* [EXERCISE GOAL]: Reproduce the data below without change, beginning at the line that contains "- leaf-image-edited: [743, 610, 1065, 971]" and stopping after the line that contains "- edited-image-caption: Edited", with both of those lines included.

[start]

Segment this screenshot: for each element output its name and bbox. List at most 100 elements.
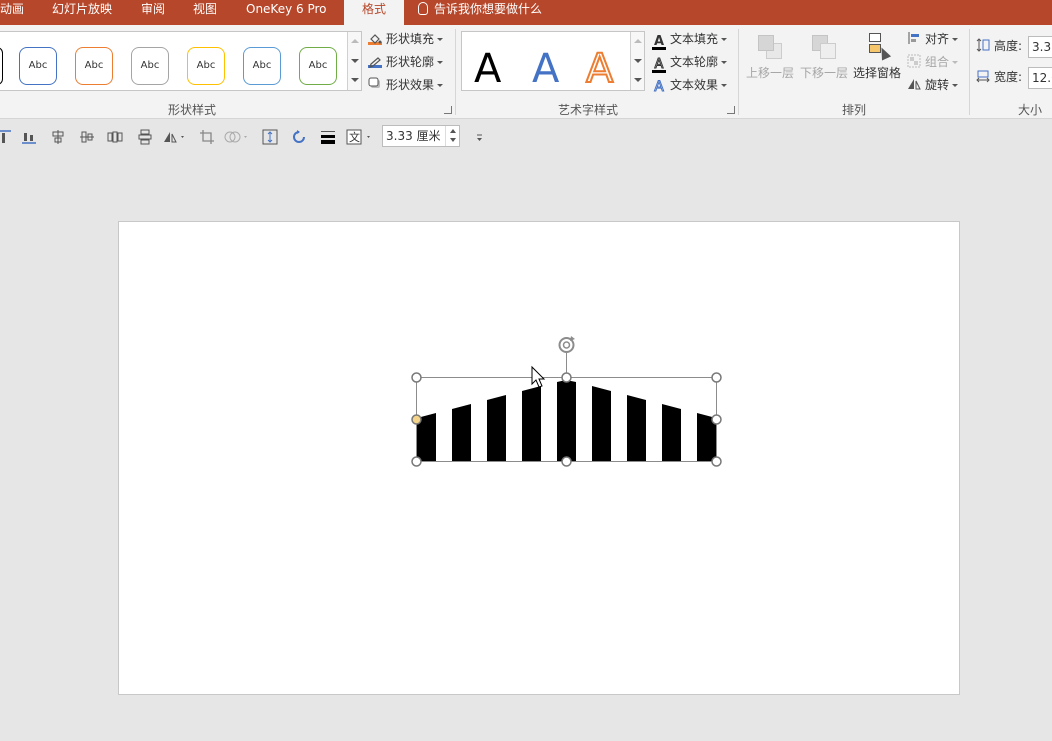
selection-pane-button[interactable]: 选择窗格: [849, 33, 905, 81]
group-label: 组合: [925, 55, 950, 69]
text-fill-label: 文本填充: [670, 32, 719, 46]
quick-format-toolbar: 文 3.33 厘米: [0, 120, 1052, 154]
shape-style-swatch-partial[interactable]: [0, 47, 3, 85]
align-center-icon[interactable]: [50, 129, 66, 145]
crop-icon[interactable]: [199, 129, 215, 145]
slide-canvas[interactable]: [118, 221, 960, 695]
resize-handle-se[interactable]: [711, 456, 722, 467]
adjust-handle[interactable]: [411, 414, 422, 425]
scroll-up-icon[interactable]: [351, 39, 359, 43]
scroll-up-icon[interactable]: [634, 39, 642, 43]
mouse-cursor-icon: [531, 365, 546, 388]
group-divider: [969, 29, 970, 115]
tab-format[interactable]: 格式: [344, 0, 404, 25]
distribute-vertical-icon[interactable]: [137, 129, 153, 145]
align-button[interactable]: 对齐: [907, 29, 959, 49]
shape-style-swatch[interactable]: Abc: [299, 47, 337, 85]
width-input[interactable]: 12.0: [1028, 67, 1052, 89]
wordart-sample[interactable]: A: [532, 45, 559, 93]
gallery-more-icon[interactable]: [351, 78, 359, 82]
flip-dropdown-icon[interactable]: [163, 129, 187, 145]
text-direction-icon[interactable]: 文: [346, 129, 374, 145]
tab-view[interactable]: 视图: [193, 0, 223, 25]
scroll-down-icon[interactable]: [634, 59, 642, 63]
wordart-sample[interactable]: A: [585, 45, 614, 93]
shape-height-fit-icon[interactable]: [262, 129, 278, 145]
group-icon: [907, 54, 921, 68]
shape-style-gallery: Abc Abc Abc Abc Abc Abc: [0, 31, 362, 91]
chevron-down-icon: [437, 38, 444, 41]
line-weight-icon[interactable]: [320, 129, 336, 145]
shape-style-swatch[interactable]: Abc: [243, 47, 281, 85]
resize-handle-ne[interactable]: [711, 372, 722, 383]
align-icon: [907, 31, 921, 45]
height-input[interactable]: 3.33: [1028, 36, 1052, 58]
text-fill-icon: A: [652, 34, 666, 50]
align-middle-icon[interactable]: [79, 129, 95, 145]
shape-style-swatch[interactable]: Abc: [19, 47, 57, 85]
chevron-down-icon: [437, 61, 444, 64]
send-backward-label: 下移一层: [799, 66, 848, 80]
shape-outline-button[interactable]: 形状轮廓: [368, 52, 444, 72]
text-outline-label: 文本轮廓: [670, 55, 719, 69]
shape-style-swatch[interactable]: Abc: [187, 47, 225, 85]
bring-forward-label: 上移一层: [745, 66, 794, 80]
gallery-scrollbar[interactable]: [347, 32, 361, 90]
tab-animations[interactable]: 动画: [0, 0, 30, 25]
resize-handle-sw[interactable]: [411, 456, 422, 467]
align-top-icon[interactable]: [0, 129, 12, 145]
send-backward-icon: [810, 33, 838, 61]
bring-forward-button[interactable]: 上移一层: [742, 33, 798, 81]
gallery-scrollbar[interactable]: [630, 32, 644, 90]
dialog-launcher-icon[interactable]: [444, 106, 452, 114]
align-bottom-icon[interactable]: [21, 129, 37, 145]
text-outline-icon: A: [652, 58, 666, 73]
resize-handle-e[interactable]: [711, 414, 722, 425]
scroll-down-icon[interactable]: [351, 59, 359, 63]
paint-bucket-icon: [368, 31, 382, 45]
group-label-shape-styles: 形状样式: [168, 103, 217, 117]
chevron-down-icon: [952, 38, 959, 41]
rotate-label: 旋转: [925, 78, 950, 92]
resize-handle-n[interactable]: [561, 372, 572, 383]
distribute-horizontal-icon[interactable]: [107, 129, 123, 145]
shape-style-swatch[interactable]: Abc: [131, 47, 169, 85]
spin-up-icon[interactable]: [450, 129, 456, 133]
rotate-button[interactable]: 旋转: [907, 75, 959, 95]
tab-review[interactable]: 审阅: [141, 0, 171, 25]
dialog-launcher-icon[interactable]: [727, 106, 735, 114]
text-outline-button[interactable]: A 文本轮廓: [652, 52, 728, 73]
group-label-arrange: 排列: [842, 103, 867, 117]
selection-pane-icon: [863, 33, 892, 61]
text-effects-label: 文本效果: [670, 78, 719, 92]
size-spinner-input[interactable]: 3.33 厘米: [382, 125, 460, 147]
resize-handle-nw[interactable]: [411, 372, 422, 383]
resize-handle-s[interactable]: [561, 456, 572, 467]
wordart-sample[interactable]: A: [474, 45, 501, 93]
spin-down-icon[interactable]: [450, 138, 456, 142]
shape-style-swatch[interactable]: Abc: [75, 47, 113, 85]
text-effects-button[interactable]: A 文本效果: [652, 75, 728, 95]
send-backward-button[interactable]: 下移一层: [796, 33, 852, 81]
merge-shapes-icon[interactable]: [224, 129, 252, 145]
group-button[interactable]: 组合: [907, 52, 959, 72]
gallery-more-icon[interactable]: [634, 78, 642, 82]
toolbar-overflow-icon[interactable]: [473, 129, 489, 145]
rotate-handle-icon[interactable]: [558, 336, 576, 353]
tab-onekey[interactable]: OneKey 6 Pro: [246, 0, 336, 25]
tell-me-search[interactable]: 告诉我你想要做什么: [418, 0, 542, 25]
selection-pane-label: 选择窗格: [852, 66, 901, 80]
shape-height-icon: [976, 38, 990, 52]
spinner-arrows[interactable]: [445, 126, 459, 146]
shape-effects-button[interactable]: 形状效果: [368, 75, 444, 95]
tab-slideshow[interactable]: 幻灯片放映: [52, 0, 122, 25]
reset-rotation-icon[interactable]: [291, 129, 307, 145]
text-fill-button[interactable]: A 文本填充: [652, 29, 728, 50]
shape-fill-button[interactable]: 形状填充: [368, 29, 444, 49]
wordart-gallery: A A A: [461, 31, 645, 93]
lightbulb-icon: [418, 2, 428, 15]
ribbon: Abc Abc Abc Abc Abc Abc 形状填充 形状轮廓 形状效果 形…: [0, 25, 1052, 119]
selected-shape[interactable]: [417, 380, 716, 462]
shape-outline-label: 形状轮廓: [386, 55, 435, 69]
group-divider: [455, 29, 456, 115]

[end]
[start]

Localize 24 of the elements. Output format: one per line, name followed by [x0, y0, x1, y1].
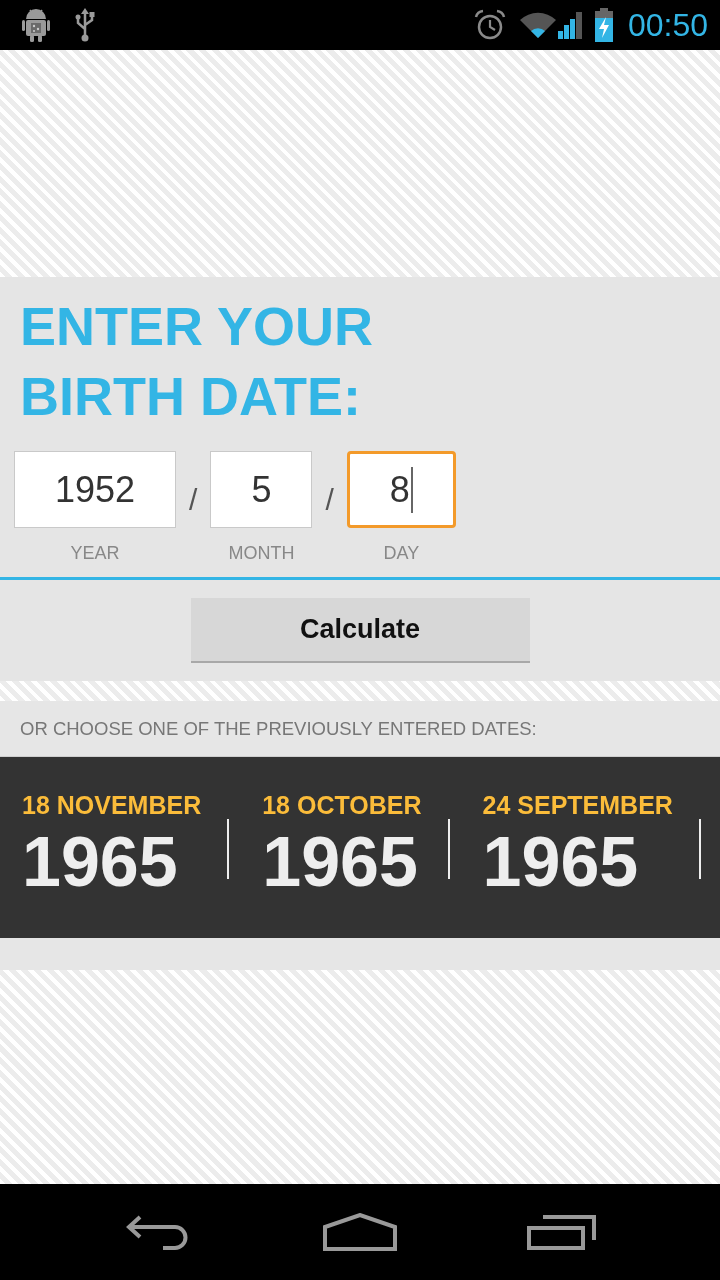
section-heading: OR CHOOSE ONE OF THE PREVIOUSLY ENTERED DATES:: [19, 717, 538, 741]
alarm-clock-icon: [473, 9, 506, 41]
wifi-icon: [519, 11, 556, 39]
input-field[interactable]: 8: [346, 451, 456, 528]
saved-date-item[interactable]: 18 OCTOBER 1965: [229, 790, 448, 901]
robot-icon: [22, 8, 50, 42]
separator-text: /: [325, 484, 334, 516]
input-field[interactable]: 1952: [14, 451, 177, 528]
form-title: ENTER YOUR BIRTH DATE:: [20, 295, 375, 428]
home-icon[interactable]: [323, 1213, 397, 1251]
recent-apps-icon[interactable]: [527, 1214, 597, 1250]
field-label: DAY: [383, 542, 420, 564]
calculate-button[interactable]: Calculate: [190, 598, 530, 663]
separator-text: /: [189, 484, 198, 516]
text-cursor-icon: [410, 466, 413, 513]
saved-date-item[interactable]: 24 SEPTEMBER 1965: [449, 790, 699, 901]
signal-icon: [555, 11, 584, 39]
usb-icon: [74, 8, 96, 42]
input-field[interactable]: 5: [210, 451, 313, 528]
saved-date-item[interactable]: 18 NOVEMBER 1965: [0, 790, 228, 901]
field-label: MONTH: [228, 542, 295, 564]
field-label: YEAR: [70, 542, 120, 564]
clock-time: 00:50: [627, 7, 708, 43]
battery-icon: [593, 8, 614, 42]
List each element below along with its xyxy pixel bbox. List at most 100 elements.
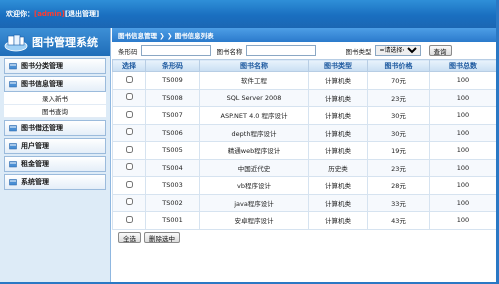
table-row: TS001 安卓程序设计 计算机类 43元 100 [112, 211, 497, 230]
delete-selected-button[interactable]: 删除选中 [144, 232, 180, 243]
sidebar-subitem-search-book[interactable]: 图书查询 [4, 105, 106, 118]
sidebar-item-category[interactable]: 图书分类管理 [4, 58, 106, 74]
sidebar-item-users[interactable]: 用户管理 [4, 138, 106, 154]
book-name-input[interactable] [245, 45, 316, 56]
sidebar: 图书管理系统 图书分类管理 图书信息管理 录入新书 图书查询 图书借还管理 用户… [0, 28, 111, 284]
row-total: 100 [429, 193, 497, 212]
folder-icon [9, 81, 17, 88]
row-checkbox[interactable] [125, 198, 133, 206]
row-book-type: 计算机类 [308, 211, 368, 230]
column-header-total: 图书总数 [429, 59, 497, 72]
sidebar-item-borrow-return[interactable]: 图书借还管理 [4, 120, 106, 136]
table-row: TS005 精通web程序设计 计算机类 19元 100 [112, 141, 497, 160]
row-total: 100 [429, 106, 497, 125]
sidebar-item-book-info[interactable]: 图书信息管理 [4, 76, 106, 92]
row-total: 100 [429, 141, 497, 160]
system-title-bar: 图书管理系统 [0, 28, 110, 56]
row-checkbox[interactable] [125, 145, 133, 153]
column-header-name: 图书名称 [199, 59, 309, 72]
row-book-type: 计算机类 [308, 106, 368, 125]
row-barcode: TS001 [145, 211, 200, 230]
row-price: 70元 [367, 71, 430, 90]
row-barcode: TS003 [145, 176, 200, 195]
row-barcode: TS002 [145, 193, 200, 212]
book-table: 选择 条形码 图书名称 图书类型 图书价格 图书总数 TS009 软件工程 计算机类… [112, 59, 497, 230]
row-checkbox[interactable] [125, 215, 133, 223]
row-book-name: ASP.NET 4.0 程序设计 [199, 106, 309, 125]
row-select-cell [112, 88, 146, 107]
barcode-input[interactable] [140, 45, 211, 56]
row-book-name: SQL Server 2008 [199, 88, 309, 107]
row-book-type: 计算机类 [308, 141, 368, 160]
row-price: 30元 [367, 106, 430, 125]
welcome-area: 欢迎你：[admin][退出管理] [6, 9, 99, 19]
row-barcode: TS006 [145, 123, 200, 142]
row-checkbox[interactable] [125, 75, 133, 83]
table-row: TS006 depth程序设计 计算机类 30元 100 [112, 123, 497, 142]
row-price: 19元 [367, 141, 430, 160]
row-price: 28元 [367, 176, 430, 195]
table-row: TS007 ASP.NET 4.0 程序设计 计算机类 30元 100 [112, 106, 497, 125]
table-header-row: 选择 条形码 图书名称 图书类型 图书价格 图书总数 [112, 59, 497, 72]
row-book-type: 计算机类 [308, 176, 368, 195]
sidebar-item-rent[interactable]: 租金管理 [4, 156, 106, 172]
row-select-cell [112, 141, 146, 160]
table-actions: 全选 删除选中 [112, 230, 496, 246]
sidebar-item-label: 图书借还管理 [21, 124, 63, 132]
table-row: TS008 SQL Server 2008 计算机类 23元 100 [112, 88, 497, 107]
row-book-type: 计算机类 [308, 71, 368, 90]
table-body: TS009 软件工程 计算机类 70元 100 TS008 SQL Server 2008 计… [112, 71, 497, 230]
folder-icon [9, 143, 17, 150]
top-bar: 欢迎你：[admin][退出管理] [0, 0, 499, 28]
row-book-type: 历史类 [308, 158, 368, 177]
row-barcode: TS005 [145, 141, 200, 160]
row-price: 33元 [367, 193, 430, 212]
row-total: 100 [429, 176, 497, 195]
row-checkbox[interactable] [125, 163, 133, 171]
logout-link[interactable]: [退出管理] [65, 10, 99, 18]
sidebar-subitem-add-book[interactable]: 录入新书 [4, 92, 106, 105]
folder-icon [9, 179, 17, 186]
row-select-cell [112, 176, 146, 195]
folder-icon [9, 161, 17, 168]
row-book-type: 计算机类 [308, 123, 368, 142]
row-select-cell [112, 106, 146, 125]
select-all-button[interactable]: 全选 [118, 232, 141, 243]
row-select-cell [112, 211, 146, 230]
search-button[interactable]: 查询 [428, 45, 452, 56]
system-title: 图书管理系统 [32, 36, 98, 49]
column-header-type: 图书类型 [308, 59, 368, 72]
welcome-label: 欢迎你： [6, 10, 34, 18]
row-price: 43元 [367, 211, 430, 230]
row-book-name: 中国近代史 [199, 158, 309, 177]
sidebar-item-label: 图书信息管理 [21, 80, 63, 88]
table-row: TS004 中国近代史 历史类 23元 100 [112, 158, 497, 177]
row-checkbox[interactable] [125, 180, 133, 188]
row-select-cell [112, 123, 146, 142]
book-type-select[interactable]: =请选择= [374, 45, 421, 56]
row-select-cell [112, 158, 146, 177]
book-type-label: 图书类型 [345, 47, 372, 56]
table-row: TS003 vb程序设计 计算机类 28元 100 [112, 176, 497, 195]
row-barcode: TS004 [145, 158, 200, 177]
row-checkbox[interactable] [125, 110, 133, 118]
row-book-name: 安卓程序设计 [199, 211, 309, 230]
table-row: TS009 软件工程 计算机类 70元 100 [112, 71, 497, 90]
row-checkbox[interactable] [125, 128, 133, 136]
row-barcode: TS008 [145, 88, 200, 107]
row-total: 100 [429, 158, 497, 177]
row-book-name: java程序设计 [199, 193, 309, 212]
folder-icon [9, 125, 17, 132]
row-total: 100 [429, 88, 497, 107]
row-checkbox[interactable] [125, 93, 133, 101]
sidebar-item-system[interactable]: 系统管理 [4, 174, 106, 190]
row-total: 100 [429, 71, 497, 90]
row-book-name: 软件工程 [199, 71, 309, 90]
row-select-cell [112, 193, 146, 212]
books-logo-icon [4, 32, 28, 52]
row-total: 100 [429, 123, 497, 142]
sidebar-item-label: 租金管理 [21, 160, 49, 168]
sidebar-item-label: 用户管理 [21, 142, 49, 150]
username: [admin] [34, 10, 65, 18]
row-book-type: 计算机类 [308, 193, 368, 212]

[end]
[start]

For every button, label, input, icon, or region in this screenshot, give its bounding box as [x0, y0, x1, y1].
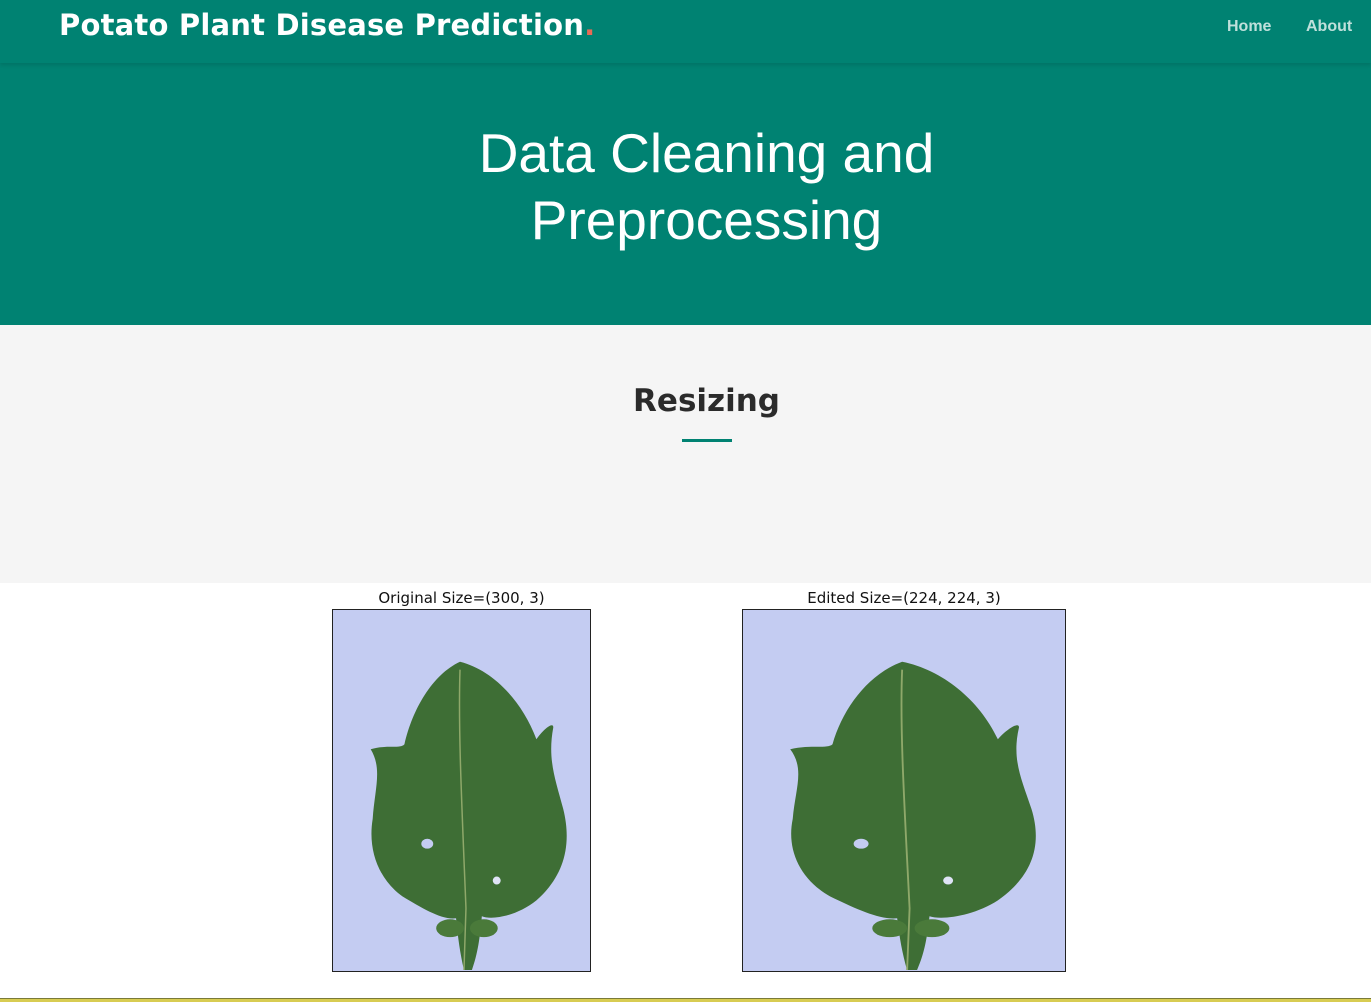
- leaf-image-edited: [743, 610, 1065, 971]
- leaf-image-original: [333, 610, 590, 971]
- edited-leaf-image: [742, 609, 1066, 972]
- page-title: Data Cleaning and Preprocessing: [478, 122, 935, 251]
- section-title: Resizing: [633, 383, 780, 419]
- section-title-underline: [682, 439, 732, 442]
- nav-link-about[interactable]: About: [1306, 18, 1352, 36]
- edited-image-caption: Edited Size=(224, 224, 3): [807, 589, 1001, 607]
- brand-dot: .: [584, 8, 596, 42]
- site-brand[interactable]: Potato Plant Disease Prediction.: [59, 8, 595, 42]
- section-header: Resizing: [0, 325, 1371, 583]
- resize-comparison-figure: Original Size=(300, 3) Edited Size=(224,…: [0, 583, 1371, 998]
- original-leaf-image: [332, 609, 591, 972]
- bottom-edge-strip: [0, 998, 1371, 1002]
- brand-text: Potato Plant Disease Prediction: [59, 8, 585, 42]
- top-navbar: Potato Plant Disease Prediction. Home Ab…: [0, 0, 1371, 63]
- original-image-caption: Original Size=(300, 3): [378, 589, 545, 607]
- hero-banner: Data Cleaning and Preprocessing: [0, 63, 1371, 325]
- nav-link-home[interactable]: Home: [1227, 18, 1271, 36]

[end]

* [THE OUTPUT]:
- leaf-image-edited: [743, 610, 1065, 971]
- leaf-image-original: [333, 610, 590, 971]
- edited-leaf-image: [742, 609, 1066, 972]
- page-title: Data Cleaning and Preprocessing: [478, 122, 935, 251]
- section-title: Resizing: [633, 383, 780, 419]
- section-title-underline: [682, 439, 732, 442]
- nav-link-about[interactable]: About: [1306, 18, 1352, 36]
- edited-image-caption: Edited Size=(224, 224, 3): [807, 589, 1001, 607]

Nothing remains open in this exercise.